Given task
State the number of lines in these records that include the word "Northern", and add nothing to it.

** Begin **

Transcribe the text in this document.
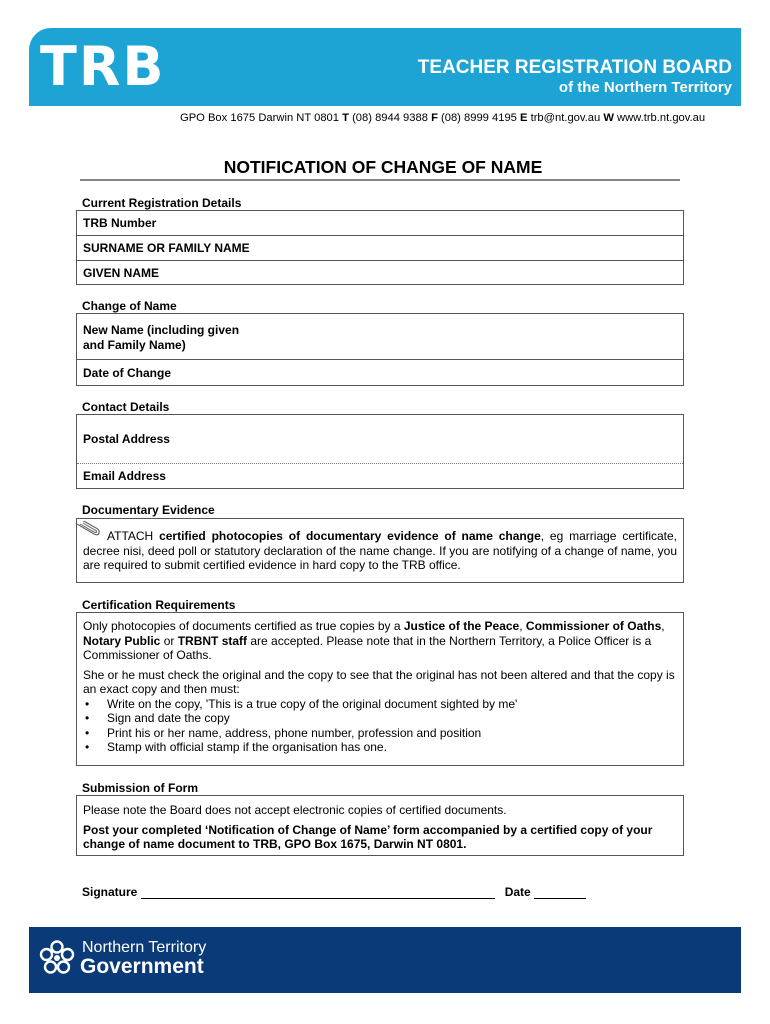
TRB	TEACHER REGISTRATION BOARD
of the Northern Territory
GPO Box 1675 Darwin NT 0801 T (08) 8944 9388 F (08) 8999 4195 E trb@nt.gov.au W www.trb.nt.gov.au
NOTIFICATION OF CHANGE OF NAME
Current Registration Details
TRB Number
SURNAME OR FAMILY NAME
GIVEN NAME
Change of Name
New Name (including given
and Family Name)
Date of Change
Contact Details
Postal Address
Email Address
Documentary Evidence
ATTACH certified photocopies of documentary evidence of name change, eg marriage certificate, decree nisi, deed poll or statutory declaration of the name change. If you are notifying of a change of name, you are required to submit certified evidence in hard copy to the TRB office.
Certification Requirements
Only photocopies of documents certified as true copies by a Justice of the Peace, Commissioner of Oaths, Notary Public or TRBNT staff are accepted. Please note that in the Northern Territory, a Police Officer is a Commissioner of Oaths.
She or he must check the original and the copy to see that the original has not been altered and that the copy is an exact copy and then must:
• Write on the copy, 'This is a true copy of the original document sighted by me'
• Sign and date the copy
• Print his or her name, address, phone number, profession and position
• Stamp with official stamp if the organisation has one.
Submission of Form
Please note the Board does not accept electronic copies of certified documents.
Post your completed ‘Notification of Change of Name’ form accompanied by a certified copy of your change of name document to TRB, GPO Box 1675, Darwin NT 0801.
Signature	Date
Northern Territory
Government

** End **

The solution
3